### Directive
Set down all of the data exactly as it appears.

(Recorded data)
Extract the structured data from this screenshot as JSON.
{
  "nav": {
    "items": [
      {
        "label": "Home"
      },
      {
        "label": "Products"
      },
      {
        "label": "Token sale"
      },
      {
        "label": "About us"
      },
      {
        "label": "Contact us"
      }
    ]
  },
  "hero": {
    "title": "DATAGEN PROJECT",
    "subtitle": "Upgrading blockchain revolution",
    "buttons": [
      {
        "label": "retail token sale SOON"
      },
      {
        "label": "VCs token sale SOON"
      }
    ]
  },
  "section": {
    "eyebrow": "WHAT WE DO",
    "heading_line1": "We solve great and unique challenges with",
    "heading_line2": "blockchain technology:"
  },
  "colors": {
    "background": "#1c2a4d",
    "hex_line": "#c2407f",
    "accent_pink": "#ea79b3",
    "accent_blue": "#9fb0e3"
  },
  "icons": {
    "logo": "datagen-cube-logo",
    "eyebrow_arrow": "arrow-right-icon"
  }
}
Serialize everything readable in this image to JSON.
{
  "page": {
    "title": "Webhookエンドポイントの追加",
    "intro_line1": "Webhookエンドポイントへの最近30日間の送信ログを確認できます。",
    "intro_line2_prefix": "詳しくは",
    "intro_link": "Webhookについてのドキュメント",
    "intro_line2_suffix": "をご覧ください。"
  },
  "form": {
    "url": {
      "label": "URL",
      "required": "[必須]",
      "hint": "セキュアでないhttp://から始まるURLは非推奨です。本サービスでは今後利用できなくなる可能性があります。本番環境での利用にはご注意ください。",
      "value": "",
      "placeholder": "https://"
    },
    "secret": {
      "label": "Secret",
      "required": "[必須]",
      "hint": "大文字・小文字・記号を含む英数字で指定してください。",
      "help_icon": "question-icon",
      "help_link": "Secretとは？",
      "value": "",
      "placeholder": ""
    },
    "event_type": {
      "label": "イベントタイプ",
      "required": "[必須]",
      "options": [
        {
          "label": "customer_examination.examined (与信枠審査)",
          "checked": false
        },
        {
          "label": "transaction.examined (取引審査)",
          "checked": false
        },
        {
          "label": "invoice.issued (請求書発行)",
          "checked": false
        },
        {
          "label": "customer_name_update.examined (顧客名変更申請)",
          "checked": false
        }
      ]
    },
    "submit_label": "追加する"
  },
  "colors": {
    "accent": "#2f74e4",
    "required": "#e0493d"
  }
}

### Answer in full
Extract the structured data from this screenshot as JSON.
{
  "nav": {
    "items": [
      {
        "label": "Home"
      },
      {
        "label": "Products"
      },
      {
        "label": "Token sale"
      },
      {
        "label": "About us"
      },
      {
        "label": "Contact us"
      }
    ]
  },
  "hero": {
    "title": "DATAGEN PROJECT",
    "subtitle": "Upgrading blockchain revolution",
    "buttons": [
      {
        "label": "retail token sale SOON"
      },
      {
        "label": "VCs token sale SOON"
      }
    ]
  },
  "section": {
    "eyebrow": "WHAT WE DO",
    "heading_line1": "We solve great and unique challenges with",
    "heading_line2": "blockchain technology:"
  },
  "colors": {
    "background": "#1c2a4d",
    "hex_line": "#c2407f",
    "accent_pink": "#ea79b3",
    "accent_blue": "#9fb0e3"
  },
  "icons": {
    "logo": "datagen-cube-logo",
    "eyebrow_arrow": "arrow-right-icon"
  }
}
Serialize everything readable in this image to JSON.
{
  "page": {
    "title": "Webhookエンドポイントの追加",
    "intro_line1": "Webhookエンドポイントへの最近30日間の送信ログを確認できます。",
    "intro_line2_prefix": "詳しくは",
    "intro_link": "Webhookについてのドキュメント",
    "intro_line2_suffix": "をご覧ください。"
  },
  "form": {
    "url": {
      "label": "URL",
      "required": "[必須]",
      "hint": "セキュアでないhttp://から始まるURLは非推奨です。本サービスでは今後利用できなくなる可能性があります。本番環境での利用にはご注意ください。",
      "value": "",
      "placeholder": "https://"
    },
    "secret": {
      "label": "Secret",
      "required": "[必須]",
      "hint": "大文字・小文字・記号を含む英数字で指定してください。",
      "help_icon": "question-icon",
      "help_link": "Secretとは？",
      "value": "",
      "placeholder": ""
    },
    "event_type": {
      "label": "イベントタイプ",
      "required": "[必須]",
      "options": [
        {
          "label": "customer_examination.examined (与信枠審査)",
          "checked": false
        },
        {
          "label": "transaction.examined (取引審査)",
          "checked": false
        },
        {
          "label": "invoice.issued (請求書発行)",
          "checked": false
        },
        {
          "label": "customer_name_update.examined (顧客名変更申請)",
          "checked": false
        }
      ]
    },
    "submit_label": "追加する"
  },
  "colors": {
    "accent": "#2f74e4",
    "required": "#e0493d"
  }
}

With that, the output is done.